- [Input data]:
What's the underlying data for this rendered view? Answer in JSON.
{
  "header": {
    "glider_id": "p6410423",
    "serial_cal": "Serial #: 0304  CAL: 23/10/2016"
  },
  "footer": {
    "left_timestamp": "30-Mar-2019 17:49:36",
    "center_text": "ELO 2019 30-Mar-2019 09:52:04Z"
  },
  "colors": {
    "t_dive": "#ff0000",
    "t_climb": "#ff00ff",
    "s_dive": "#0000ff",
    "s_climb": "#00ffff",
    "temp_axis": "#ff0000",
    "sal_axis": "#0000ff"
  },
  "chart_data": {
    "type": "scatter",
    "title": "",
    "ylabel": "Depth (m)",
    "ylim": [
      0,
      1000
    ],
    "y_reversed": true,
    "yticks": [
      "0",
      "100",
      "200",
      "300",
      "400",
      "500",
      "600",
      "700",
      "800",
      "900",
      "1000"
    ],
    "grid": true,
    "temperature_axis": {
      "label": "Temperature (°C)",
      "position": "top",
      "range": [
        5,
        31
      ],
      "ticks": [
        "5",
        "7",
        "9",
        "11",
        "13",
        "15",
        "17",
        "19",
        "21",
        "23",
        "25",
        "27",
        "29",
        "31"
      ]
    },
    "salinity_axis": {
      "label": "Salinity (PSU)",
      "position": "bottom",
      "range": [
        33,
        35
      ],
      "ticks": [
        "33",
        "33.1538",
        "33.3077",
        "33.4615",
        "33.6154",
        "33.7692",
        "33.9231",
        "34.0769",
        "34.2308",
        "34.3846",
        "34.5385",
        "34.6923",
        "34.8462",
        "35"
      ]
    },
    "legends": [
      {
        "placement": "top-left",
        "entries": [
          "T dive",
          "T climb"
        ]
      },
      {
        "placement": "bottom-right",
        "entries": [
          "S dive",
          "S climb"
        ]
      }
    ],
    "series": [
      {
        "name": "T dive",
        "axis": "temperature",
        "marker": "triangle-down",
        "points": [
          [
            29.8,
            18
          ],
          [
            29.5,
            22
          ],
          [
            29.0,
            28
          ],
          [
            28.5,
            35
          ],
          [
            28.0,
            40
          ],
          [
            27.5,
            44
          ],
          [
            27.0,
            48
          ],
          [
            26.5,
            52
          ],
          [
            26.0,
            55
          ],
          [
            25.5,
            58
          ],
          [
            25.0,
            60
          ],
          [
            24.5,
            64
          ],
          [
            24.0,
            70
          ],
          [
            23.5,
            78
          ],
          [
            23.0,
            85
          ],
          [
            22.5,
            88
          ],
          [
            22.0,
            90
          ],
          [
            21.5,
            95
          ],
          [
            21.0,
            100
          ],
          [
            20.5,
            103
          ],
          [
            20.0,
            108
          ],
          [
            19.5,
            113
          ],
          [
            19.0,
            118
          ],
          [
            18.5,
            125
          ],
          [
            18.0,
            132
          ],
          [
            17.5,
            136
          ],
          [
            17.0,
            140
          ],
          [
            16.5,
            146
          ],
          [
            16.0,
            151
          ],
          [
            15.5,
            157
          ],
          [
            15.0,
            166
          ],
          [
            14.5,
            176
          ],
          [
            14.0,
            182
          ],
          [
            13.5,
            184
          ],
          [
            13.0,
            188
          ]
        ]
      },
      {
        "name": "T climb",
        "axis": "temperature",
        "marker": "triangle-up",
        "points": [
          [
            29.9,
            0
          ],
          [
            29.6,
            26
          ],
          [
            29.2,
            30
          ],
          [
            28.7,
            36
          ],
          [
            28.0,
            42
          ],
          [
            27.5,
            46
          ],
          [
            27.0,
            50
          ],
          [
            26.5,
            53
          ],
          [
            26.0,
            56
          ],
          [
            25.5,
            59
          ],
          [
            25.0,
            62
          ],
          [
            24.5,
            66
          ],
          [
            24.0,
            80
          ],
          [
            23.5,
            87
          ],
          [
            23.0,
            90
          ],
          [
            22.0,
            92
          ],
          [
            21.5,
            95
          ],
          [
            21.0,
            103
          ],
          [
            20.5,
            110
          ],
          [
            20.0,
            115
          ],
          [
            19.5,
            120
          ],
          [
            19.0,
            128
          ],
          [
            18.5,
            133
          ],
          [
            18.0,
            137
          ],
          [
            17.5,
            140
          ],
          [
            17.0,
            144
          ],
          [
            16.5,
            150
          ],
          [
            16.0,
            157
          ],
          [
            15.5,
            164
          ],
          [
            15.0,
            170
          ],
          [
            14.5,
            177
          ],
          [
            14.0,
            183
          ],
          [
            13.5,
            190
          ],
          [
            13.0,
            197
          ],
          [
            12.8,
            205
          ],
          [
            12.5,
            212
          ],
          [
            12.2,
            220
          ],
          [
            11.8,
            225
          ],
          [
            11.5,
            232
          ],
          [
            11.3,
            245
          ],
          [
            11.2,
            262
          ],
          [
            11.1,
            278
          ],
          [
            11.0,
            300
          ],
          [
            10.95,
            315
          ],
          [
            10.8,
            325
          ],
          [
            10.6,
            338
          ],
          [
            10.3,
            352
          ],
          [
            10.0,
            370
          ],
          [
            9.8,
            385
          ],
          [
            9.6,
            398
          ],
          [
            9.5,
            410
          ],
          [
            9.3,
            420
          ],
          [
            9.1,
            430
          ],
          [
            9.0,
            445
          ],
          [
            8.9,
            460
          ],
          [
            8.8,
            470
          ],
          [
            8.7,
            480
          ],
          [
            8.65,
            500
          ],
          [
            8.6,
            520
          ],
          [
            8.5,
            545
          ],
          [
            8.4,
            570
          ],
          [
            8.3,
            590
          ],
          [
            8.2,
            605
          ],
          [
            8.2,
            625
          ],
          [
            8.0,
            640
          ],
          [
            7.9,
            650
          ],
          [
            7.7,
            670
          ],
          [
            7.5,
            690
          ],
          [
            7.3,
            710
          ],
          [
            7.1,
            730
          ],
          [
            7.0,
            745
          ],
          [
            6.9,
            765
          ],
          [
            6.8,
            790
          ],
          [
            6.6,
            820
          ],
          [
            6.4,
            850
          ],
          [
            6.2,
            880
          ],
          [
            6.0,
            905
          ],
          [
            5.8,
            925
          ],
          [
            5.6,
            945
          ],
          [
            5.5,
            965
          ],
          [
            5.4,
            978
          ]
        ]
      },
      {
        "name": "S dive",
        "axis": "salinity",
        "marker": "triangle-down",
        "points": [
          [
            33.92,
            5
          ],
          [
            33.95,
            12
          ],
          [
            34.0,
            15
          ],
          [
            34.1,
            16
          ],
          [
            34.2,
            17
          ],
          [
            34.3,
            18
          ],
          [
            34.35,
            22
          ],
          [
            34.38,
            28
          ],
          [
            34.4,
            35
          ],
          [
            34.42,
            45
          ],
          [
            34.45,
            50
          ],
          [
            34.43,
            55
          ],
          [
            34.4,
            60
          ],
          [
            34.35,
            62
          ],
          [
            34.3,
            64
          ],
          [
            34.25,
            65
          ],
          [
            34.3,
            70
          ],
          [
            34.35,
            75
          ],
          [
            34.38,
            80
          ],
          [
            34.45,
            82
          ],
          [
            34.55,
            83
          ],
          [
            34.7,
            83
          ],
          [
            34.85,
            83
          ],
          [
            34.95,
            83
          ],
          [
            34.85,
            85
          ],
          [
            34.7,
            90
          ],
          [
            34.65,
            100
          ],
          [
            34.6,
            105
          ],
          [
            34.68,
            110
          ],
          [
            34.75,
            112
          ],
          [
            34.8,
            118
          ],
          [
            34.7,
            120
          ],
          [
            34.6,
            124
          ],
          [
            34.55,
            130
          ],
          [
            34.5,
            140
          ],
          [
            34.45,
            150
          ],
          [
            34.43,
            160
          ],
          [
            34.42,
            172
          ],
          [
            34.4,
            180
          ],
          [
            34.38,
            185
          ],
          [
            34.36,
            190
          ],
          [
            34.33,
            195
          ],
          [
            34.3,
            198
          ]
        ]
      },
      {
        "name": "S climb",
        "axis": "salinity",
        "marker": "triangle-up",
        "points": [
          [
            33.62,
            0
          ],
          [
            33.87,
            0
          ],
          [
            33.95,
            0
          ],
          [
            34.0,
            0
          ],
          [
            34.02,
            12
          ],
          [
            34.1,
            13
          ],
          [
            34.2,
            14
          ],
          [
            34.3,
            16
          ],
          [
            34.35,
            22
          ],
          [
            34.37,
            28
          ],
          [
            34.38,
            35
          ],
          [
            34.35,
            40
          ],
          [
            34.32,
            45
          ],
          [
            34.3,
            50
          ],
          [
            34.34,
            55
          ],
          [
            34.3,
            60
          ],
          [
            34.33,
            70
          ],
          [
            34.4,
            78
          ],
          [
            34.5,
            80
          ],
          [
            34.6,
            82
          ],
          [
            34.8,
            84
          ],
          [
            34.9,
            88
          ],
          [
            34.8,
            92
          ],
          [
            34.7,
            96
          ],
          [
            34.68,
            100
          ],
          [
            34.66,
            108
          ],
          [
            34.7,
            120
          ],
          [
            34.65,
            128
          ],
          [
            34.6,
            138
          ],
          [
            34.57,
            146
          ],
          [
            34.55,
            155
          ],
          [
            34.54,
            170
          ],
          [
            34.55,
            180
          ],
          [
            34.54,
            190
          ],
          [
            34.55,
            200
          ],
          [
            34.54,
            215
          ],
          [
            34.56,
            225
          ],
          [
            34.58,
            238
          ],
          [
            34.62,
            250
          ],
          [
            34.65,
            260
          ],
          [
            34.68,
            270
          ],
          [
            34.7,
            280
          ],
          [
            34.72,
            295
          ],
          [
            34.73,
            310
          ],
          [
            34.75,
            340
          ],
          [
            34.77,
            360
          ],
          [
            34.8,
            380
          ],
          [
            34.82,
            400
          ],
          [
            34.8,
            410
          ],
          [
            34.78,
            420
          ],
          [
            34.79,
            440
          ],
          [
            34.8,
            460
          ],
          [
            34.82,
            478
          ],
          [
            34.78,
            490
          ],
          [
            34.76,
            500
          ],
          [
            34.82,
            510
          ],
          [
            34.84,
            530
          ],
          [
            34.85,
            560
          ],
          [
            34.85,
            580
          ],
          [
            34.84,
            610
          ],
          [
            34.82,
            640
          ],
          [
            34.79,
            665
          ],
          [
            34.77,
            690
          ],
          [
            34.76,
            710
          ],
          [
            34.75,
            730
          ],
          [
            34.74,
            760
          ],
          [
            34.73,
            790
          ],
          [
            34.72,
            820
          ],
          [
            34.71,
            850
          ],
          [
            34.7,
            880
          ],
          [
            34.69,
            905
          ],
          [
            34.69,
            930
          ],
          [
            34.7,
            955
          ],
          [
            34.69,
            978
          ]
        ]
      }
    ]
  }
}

- [Written problem]: Write out every line of the listing that holds the word "name".

- [Solution to the exercise]:
        "name": "T dive",
        "name": "T climb",
        "name": "S dive",
        "name": "S climb",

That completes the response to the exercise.